→ **Stated goal**:
Copy out every line that contains the word "DRAWER".

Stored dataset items

▽

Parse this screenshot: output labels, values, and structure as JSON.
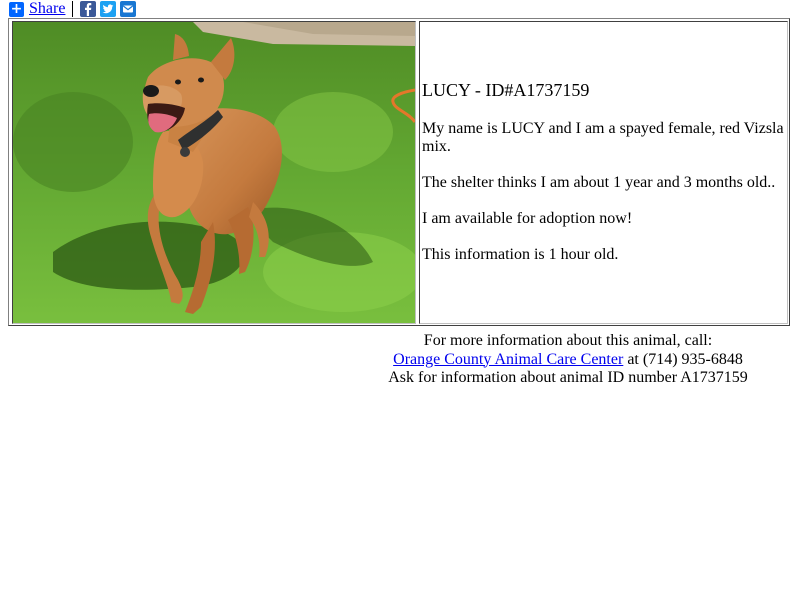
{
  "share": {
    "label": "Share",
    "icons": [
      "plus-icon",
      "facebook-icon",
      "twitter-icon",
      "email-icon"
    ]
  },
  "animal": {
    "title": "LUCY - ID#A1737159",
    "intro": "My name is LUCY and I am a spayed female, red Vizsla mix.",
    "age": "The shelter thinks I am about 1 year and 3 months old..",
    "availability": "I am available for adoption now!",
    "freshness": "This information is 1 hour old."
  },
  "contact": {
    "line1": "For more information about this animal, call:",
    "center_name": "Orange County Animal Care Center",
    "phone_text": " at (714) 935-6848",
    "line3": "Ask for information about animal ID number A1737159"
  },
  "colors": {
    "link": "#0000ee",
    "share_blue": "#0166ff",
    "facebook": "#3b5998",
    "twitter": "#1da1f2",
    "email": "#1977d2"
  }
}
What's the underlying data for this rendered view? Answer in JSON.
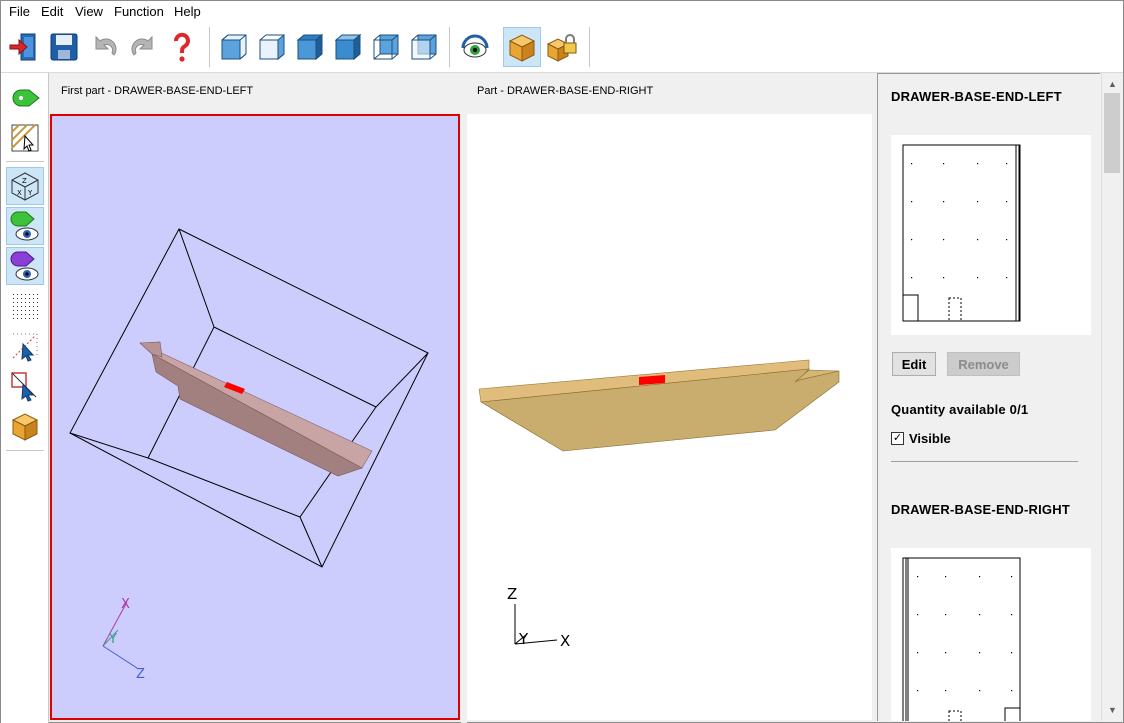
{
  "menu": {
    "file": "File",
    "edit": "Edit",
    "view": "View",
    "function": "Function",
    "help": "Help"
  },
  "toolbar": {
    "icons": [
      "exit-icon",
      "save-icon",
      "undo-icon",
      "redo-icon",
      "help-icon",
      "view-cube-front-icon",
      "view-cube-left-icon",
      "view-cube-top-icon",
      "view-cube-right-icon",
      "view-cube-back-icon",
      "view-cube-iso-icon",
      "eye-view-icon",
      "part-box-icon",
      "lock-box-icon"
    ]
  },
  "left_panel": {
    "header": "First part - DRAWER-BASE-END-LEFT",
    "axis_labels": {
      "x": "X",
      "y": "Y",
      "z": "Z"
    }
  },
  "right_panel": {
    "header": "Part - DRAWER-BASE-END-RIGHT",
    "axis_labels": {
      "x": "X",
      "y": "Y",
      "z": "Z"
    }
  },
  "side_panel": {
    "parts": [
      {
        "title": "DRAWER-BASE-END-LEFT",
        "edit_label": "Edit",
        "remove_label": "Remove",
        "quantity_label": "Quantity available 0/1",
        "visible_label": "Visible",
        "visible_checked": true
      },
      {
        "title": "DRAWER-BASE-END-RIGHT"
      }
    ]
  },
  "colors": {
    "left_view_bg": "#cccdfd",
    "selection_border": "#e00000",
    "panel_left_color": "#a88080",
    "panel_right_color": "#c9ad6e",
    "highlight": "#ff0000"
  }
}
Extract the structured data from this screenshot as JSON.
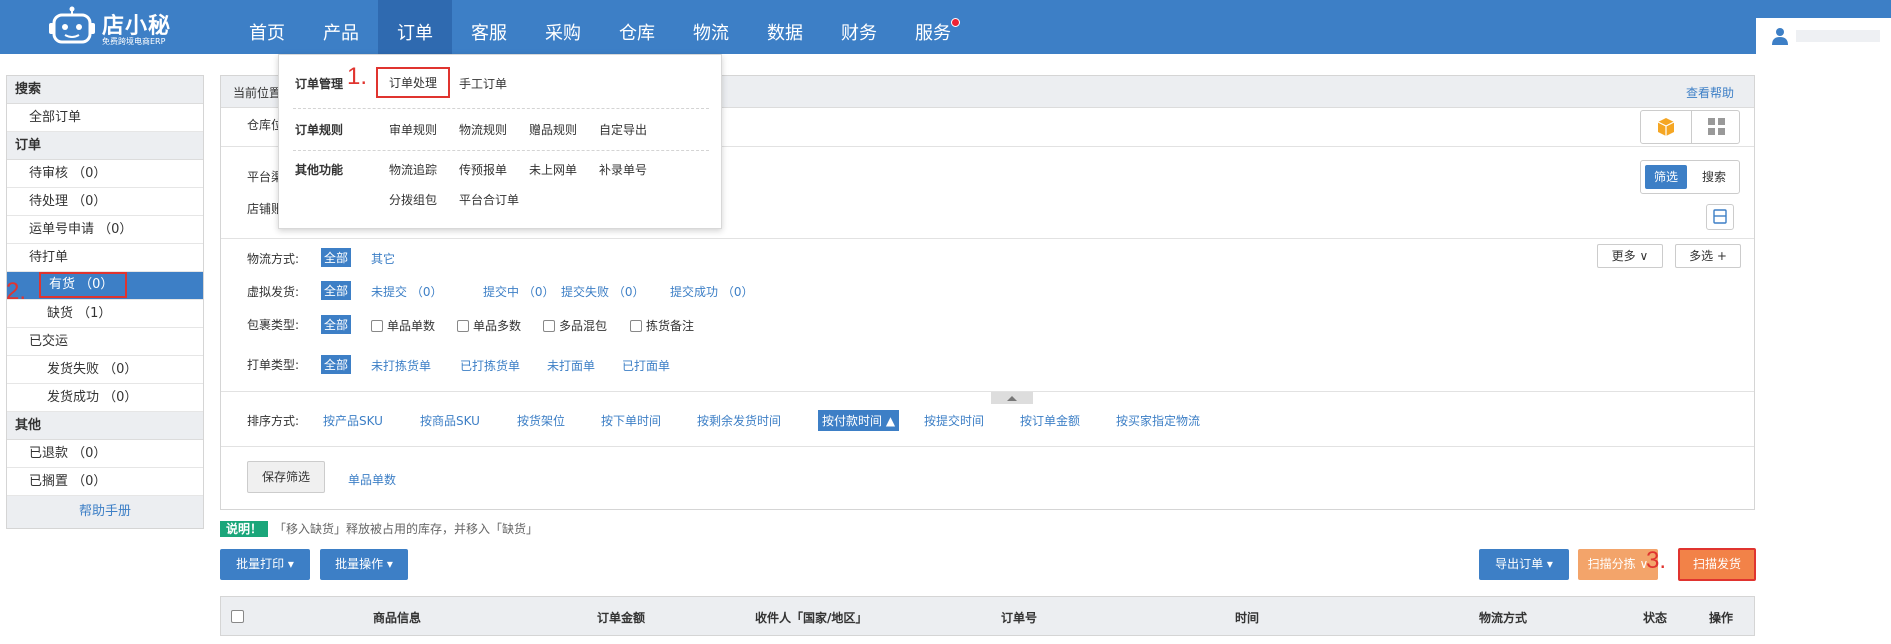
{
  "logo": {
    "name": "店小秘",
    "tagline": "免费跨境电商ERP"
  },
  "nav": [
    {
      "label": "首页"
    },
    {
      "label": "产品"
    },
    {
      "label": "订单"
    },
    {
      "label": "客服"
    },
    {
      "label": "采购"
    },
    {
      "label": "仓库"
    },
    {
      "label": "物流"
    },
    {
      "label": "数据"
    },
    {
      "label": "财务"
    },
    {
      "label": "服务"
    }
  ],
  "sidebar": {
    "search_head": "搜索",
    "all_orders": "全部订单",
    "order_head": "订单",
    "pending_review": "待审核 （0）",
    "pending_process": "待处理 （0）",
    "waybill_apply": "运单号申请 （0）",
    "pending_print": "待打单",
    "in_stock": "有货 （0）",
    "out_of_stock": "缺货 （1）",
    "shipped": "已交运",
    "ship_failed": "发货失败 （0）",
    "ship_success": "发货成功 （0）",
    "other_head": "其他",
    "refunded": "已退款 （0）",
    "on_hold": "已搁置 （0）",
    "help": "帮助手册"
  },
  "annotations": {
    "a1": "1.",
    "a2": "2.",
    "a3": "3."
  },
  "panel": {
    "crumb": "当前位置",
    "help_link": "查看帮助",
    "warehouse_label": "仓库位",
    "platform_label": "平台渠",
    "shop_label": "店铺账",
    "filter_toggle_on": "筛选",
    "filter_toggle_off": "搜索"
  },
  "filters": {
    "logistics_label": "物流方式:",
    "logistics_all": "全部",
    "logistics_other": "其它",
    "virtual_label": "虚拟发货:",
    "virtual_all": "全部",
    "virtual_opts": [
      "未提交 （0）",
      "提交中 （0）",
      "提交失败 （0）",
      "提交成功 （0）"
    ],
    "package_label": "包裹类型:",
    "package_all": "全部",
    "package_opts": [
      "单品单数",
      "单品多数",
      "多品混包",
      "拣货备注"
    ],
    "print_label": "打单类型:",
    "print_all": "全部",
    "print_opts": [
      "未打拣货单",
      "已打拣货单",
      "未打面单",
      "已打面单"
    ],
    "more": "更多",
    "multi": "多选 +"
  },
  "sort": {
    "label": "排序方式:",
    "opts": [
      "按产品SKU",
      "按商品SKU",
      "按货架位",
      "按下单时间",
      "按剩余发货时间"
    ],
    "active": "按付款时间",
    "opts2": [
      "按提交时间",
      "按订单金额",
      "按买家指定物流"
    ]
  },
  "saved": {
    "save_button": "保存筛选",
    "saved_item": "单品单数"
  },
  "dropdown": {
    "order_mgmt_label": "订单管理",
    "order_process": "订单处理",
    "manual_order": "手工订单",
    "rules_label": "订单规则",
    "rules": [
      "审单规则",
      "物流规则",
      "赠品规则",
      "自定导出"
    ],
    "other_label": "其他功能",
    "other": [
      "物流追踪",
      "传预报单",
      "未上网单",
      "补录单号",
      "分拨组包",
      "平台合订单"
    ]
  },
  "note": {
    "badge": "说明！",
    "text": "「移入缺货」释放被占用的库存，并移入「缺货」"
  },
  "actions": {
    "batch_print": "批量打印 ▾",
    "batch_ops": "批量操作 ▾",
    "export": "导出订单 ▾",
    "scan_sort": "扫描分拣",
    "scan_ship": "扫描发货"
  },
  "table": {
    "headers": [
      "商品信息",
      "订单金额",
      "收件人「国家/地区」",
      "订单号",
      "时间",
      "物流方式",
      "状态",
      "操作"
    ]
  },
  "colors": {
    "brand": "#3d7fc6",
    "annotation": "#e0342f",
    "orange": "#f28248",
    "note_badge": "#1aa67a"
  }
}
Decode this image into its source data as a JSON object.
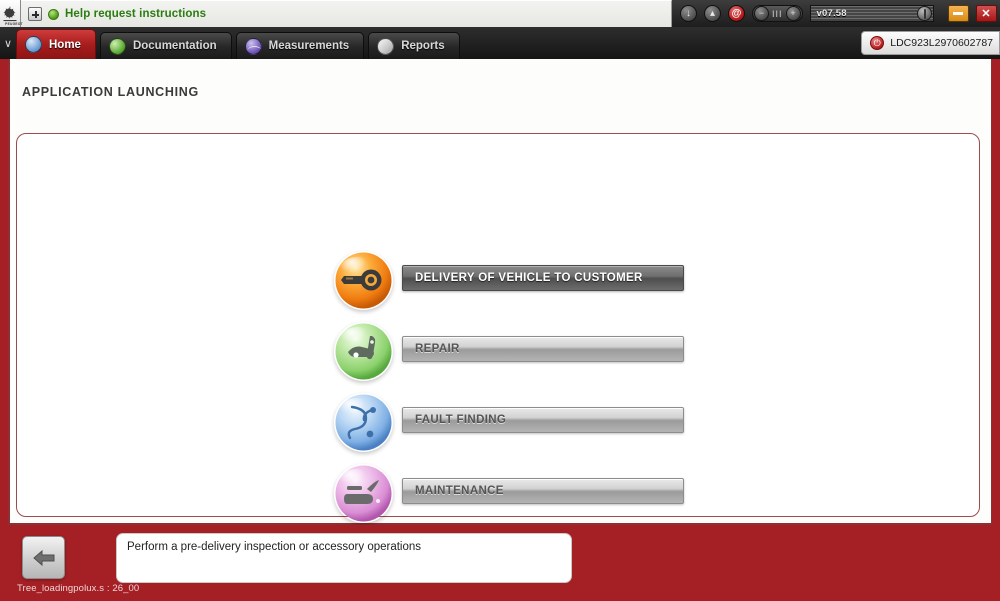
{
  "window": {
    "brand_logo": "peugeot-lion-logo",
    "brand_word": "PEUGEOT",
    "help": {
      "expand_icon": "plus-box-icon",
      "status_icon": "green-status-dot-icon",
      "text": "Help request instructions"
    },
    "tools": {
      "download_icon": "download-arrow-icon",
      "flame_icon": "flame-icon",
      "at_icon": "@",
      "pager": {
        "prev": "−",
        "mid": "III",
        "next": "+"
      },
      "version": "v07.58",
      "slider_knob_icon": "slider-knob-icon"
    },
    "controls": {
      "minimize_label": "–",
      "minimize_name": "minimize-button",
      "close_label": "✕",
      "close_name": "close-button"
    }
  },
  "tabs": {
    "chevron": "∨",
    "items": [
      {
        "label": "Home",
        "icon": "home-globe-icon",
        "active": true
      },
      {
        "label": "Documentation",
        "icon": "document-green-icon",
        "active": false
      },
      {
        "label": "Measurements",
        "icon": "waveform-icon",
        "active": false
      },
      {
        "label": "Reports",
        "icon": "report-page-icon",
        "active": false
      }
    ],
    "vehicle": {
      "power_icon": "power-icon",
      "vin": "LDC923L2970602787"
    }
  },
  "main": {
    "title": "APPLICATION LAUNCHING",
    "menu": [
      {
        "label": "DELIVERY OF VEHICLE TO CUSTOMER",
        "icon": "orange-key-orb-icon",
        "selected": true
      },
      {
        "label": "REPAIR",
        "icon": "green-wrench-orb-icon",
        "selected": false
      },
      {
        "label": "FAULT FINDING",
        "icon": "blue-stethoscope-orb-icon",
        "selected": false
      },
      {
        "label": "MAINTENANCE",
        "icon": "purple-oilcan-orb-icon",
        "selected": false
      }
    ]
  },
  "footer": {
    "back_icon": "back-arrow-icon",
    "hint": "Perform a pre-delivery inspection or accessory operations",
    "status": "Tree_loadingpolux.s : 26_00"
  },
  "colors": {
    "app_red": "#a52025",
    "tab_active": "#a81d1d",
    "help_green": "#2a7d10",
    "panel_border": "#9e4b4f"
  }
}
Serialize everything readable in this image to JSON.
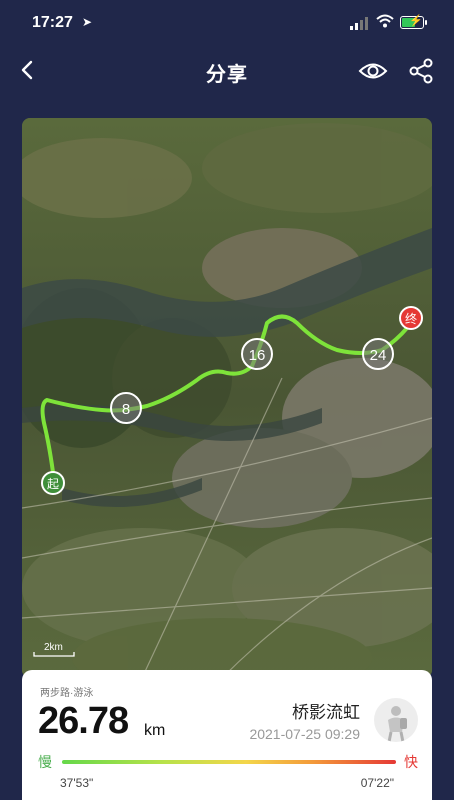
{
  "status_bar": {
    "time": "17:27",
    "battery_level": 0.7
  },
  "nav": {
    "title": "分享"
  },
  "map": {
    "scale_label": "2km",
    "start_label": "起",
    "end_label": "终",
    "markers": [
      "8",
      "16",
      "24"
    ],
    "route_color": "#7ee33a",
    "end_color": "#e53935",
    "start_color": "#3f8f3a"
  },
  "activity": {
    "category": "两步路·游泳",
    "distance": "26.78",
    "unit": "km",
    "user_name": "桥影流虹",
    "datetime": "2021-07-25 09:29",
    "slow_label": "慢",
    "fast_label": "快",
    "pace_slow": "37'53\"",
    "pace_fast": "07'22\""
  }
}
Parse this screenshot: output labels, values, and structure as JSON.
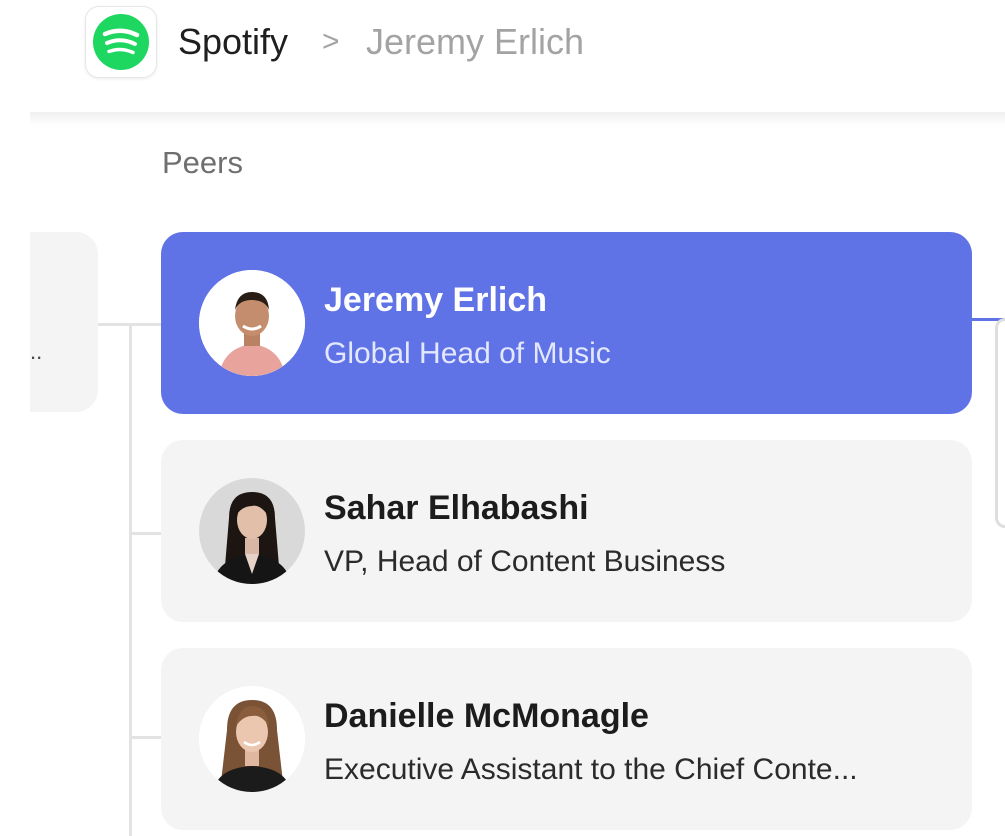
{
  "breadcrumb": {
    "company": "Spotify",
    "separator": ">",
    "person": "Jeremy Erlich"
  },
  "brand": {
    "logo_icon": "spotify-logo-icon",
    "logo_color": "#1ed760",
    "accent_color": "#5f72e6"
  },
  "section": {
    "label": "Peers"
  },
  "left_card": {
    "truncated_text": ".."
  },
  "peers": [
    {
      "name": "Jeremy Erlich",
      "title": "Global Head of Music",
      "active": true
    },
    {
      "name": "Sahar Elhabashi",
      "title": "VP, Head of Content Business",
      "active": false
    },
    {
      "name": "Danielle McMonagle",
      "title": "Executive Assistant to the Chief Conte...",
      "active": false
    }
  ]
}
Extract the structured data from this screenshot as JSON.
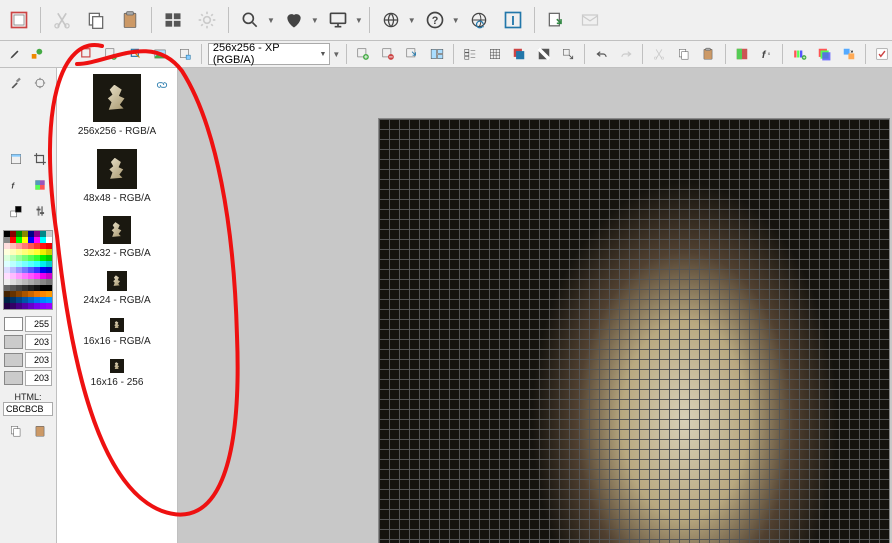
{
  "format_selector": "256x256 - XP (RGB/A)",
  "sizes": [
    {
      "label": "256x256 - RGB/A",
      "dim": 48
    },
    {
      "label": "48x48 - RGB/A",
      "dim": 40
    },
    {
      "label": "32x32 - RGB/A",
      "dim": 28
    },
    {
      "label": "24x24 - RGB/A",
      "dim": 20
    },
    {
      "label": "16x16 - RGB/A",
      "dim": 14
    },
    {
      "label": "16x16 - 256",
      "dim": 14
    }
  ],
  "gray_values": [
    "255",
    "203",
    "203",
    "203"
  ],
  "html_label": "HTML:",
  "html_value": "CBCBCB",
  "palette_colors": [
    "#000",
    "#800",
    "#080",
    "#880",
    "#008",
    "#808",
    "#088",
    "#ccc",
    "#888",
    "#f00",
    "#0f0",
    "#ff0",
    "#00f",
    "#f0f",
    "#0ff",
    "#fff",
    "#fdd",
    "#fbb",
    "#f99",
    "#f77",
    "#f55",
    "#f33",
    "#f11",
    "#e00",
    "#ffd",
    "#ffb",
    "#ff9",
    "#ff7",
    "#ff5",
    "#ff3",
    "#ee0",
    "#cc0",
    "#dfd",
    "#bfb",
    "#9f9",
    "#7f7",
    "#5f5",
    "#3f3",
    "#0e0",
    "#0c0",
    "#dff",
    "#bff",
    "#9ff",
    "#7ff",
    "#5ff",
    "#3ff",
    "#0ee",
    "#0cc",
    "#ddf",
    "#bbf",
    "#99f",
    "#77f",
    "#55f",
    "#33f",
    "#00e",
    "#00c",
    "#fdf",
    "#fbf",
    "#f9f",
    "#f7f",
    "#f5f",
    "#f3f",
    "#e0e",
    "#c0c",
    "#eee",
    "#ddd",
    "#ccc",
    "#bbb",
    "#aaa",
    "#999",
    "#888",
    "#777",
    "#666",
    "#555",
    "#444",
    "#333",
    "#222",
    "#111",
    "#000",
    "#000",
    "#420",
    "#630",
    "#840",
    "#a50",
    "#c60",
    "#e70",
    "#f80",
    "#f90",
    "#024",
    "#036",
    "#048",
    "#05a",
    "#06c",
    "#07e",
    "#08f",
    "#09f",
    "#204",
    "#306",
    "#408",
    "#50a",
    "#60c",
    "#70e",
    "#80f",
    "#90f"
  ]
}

△

→ **Answer below**:
    "header": "First part - DRAWER-BASE-END-LEFT",
    "header": "Part - DRAWER-BASE-END-RIGHT",
        "title": "DRAWER-BASE-END-LEFT",
        "title": "DRAWER-BASE-END-RIGHT"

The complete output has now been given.